_Exercise instructions_: Take every line from the listing below that contains "text".
——————
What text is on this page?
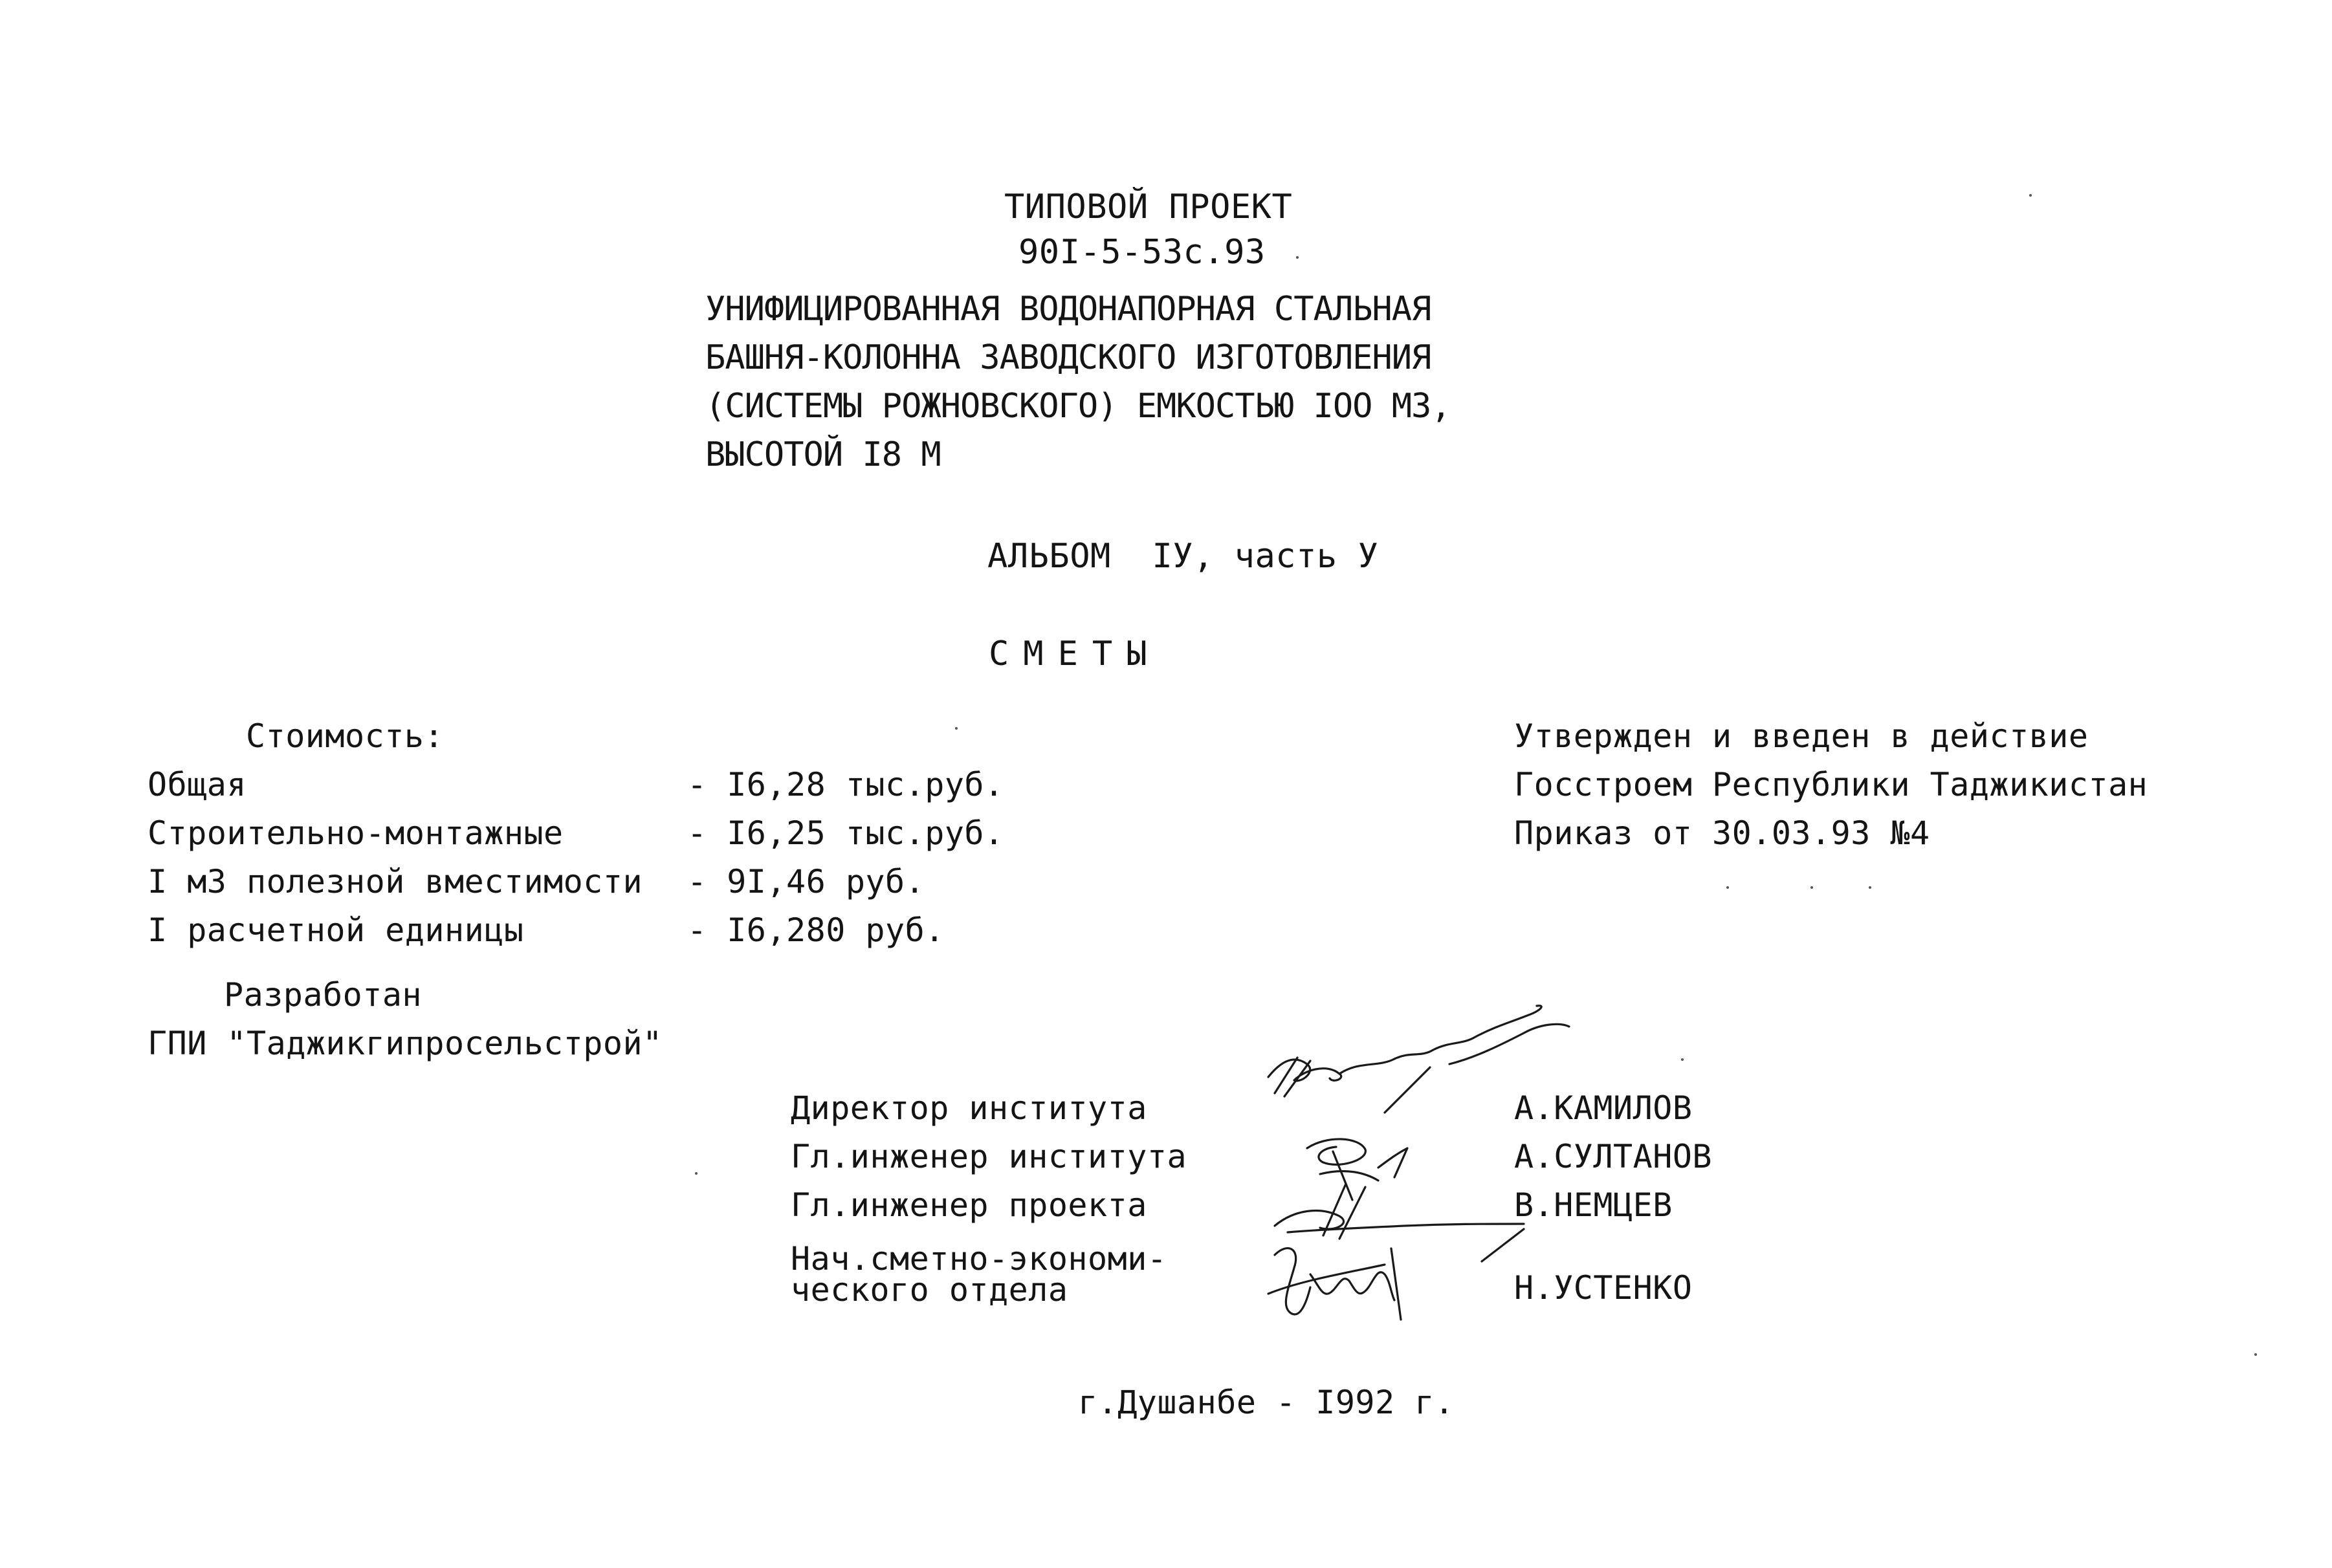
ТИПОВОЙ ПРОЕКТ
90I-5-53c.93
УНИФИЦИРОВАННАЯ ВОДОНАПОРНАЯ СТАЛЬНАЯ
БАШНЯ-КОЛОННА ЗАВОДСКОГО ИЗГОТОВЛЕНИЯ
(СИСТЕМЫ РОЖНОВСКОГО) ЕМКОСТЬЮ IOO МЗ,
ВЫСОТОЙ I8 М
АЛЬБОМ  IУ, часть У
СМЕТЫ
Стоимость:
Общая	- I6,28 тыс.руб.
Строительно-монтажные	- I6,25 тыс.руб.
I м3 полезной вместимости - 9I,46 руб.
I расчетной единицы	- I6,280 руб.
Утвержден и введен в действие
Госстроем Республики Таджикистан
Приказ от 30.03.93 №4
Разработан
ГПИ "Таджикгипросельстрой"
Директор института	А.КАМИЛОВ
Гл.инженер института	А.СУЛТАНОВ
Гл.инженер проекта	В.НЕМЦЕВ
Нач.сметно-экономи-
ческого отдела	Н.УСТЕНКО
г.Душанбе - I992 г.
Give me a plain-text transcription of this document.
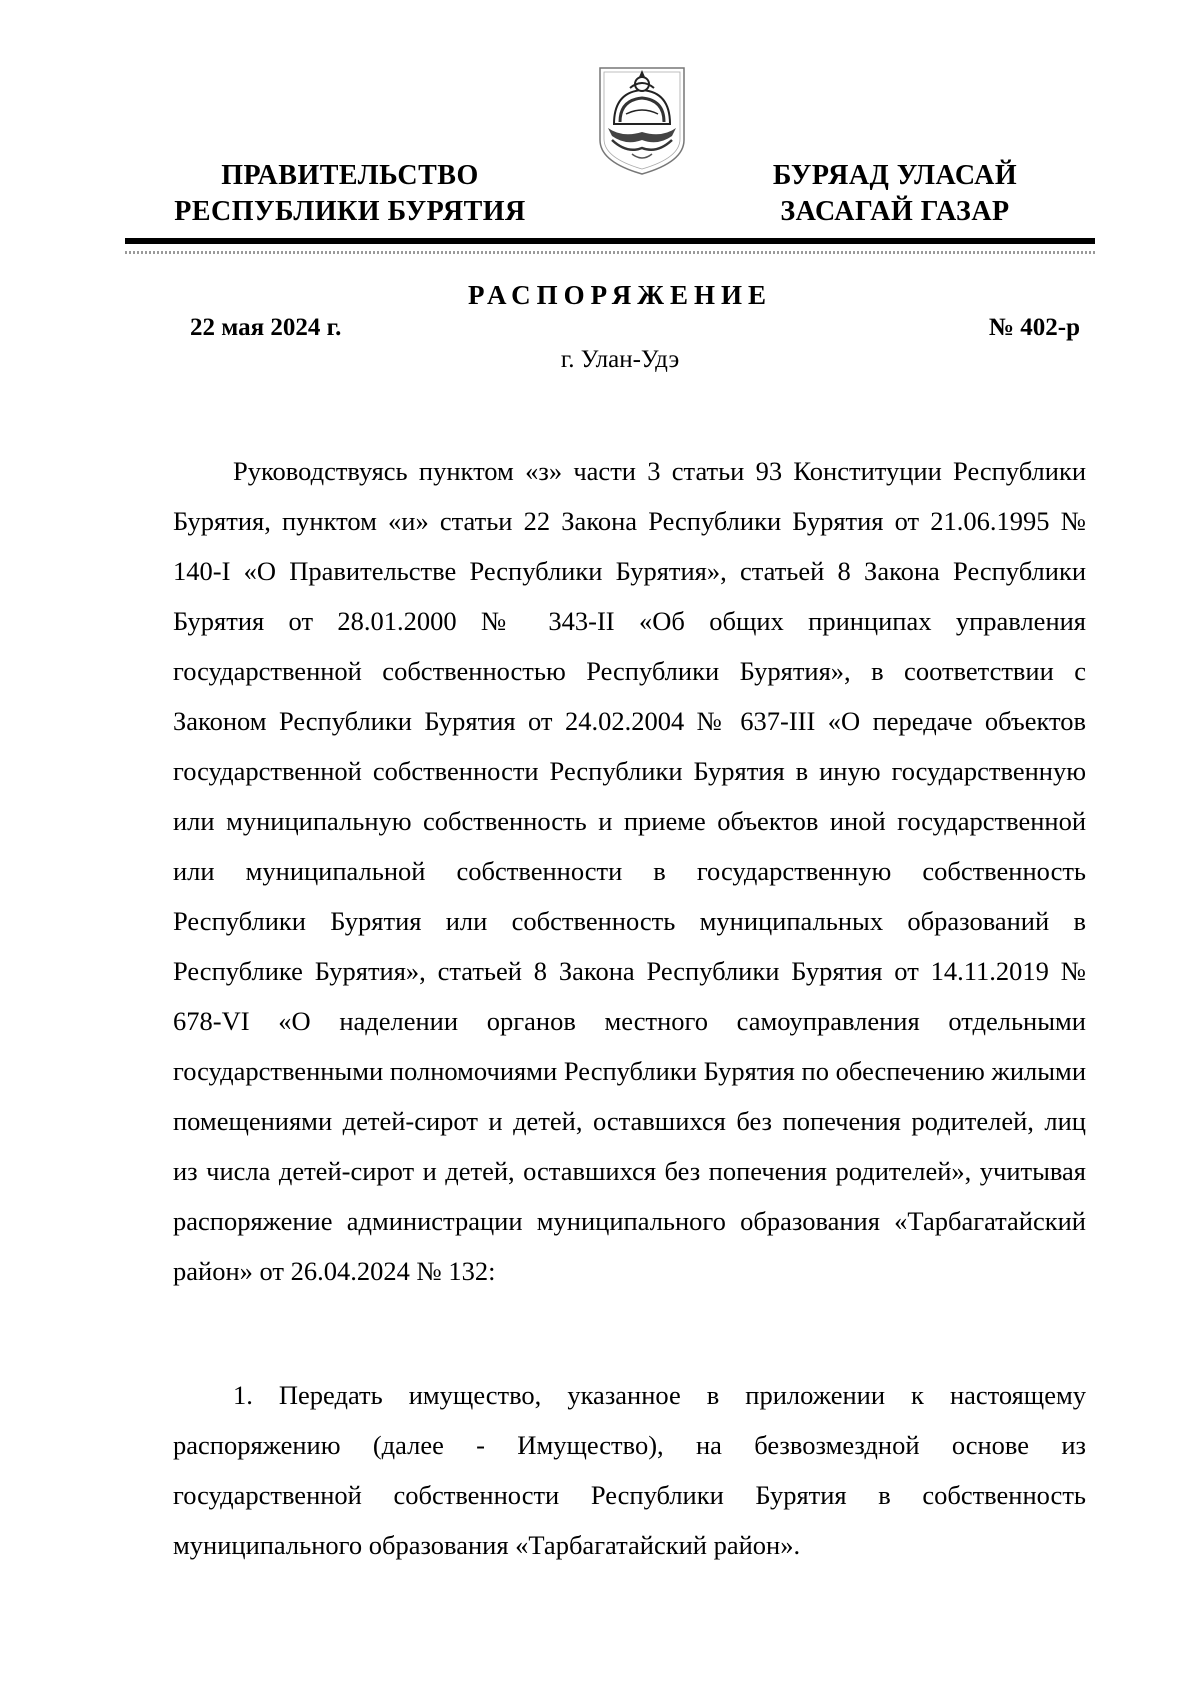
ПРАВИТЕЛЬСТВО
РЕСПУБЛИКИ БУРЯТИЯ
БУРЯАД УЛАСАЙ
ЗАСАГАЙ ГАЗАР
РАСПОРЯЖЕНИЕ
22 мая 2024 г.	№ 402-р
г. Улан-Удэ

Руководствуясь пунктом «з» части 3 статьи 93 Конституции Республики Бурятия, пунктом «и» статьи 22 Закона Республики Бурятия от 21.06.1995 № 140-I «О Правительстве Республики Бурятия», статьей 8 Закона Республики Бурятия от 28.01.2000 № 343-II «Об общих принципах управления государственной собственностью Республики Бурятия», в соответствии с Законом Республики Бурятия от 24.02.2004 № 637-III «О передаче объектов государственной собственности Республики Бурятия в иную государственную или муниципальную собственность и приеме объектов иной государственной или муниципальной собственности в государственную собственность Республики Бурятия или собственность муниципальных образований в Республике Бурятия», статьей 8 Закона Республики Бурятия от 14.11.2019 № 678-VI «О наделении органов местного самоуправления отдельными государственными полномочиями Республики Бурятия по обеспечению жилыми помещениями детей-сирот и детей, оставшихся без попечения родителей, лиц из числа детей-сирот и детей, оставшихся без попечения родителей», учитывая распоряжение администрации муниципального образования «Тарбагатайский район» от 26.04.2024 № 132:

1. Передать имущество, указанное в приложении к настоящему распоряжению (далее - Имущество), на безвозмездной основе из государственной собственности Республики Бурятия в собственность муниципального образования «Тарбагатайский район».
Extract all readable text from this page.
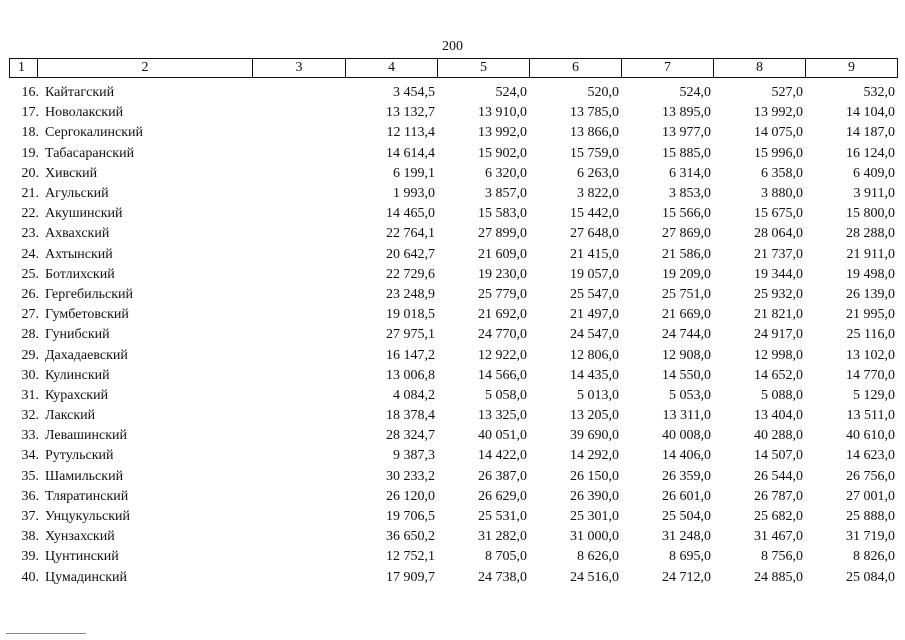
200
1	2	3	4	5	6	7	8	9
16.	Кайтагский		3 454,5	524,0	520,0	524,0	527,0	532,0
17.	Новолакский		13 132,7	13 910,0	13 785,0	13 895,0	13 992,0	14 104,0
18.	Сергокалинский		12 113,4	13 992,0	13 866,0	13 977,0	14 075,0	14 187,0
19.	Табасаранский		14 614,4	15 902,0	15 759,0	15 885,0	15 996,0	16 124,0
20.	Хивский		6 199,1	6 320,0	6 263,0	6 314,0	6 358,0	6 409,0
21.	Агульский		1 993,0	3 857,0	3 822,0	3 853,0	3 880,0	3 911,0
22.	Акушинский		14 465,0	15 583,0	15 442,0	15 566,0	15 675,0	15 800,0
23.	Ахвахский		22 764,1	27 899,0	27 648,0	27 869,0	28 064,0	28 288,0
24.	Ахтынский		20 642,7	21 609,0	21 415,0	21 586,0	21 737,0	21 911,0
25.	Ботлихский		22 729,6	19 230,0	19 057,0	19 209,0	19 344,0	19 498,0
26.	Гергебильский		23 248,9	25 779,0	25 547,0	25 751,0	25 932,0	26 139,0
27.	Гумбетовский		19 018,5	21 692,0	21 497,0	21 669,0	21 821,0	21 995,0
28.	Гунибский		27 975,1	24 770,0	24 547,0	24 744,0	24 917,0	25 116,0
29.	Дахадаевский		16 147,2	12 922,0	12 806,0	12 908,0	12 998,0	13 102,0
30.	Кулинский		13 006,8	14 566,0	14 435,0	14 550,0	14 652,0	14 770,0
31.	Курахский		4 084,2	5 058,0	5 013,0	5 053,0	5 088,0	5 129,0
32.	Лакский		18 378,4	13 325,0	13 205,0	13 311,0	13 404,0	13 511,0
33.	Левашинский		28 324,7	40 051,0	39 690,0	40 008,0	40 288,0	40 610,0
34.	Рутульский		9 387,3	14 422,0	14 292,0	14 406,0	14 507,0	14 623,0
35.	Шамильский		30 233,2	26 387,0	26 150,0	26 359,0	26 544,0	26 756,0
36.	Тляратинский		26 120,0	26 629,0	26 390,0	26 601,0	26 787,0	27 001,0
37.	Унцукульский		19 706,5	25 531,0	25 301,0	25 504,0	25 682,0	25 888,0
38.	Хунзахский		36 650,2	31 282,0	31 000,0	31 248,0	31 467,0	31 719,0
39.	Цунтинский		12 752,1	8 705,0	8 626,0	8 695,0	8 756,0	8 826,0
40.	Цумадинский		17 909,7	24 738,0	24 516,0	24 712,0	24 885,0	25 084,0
——————
_Finished exercise_:
What text is on this page?
Give me a plain-text transcription of this document.
Extract all readable text from this page.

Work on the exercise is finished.